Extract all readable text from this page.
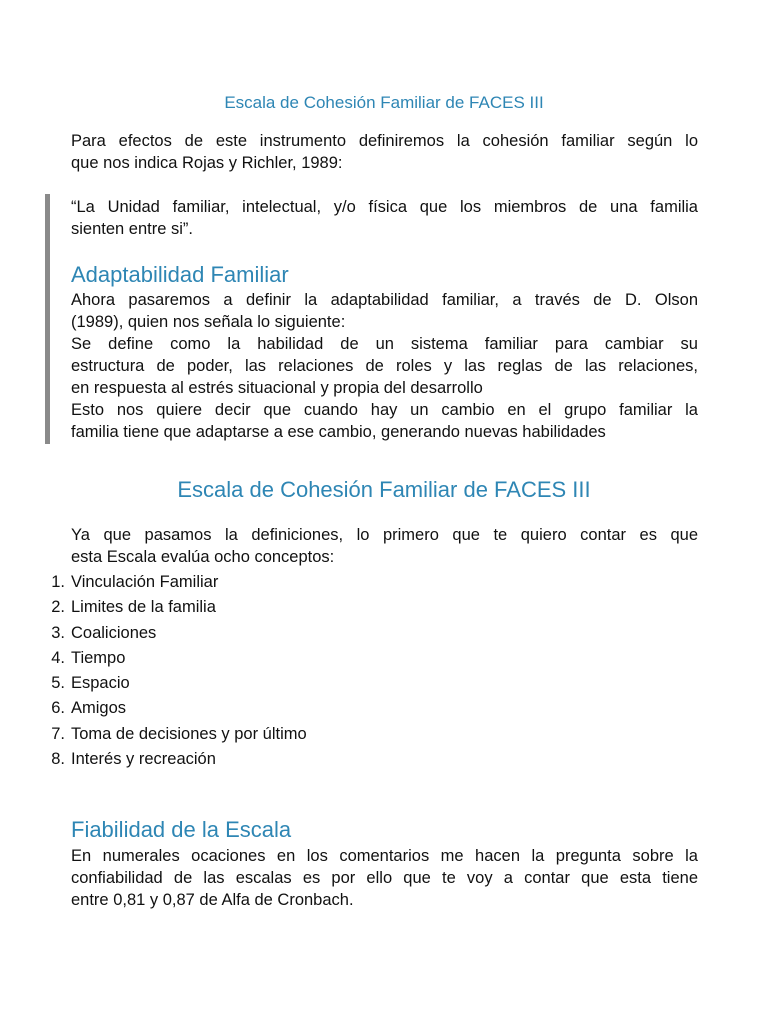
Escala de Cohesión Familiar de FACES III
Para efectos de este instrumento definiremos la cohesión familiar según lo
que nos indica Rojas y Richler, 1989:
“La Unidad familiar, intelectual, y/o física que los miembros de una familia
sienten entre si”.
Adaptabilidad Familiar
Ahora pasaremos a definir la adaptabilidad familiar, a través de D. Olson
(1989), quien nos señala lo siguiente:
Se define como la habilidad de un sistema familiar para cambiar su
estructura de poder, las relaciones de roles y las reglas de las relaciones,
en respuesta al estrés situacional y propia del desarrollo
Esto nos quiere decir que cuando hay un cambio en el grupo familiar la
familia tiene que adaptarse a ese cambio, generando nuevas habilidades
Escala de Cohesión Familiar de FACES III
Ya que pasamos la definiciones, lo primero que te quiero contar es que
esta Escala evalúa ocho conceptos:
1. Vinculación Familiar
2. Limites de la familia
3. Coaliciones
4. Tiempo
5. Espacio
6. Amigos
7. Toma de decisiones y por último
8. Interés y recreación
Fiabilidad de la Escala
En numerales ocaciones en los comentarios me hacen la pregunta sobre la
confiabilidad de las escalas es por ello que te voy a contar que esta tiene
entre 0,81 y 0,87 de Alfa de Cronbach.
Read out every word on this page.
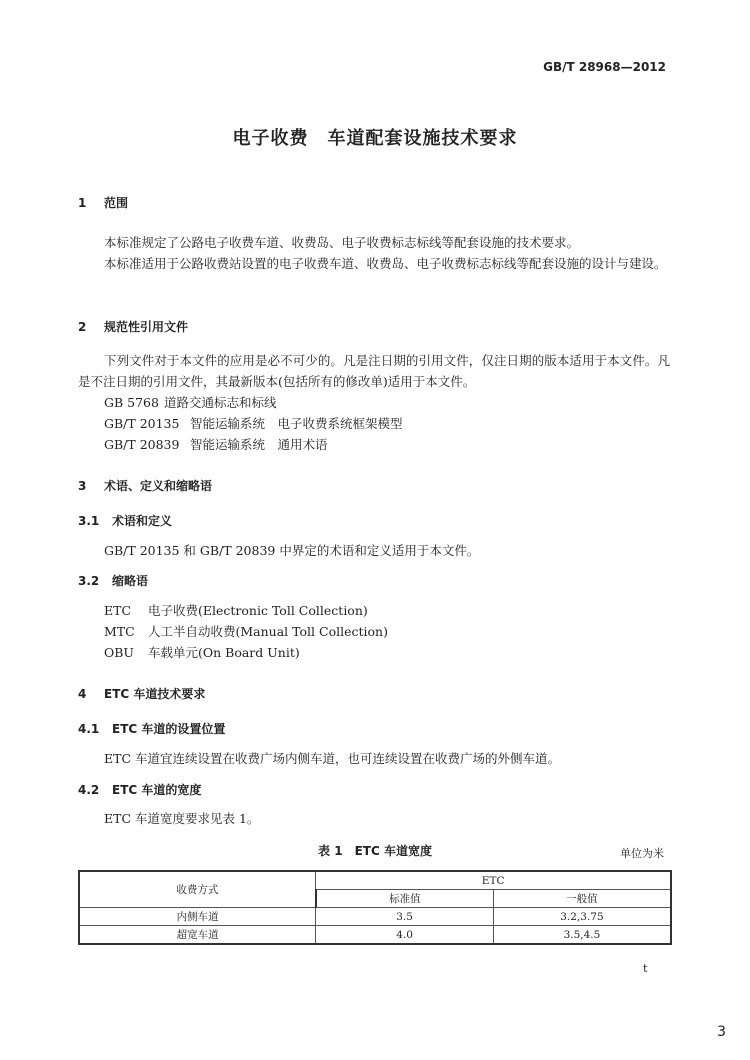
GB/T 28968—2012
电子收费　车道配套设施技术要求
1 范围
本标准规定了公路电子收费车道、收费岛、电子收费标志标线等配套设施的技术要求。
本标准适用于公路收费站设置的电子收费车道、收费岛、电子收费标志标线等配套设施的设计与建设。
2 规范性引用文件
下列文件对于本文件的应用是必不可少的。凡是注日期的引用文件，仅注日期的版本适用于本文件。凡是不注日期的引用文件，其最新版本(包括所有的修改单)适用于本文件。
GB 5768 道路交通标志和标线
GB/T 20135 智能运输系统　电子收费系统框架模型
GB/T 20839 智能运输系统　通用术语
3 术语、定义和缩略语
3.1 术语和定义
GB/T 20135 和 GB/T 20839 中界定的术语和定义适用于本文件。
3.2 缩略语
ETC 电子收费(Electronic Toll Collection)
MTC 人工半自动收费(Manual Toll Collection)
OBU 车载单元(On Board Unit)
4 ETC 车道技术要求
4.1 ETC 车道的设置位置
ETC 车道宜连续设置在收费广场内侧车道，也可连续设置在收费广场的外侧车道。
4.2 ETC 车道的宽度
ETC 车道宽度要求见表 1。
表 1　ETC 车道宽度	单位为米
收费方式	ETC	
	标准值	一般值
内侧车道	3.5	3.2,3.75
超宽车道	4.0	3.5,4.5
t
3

——

= EXERCISE INSTRUCTIONS =
Every line from the one containing "Read out every word on this page." through the end of the entries above, both included, should be extracted exactly, with pictures left out.

= EXERCISE ANSWER =
Read out every word on this page.
GB/T 28968—2012
电子收费　车道配套设施技术要求
1 范围
本标准规定了公路电子收费车道、收费岛、电子收费标志标线等配套设施的技术要求。
本标准适用于公路收费站设置的电子收费车道、收费岛、电子收费标志标线等配套设施的设计与建设。
2 规范性引用文件
下列文件对于本文件的应用是必不可少的。凡是注日期的引用文件，仅注日期的版本适用于本文件。凡是不注日期的引用文件，其最新版本(包括所有的修改单)适用于本文件。
GB 5768 道路交通标志和标线
GB/T 20135 智能运输系统　电子收费系统框架模型
GB/T 20839 智能运输系统　通用术语
3 术语、定义和缩略语
3.1 术语和定义
GB/T 20135 和 GB/T 20839 中界定的术语和定义适用于本文件。
3.2 缩略语
ETC 电子收费(Electronic Toll Collection)
MTC 人工半自动收费(Manual Toll Collection)
OBU 车载单元(On Board Unit)
4 ETC 车道技术要求
4.1 ETC 车道的设置位置
ETC 车道宜连续设置在收费广场内侧车道，也可连续设置在收费广场的外侧车道。
4.2 ETC 车道的宽度
ETC 车道宽度要求见表 1。
表 1　ETC 车道宽度	单位为米
收费方式	ETC	
	标准值	一般值
内侧车道	3.5	3.2,3.75
超宽车道	4.0	3.5,4.5
t
3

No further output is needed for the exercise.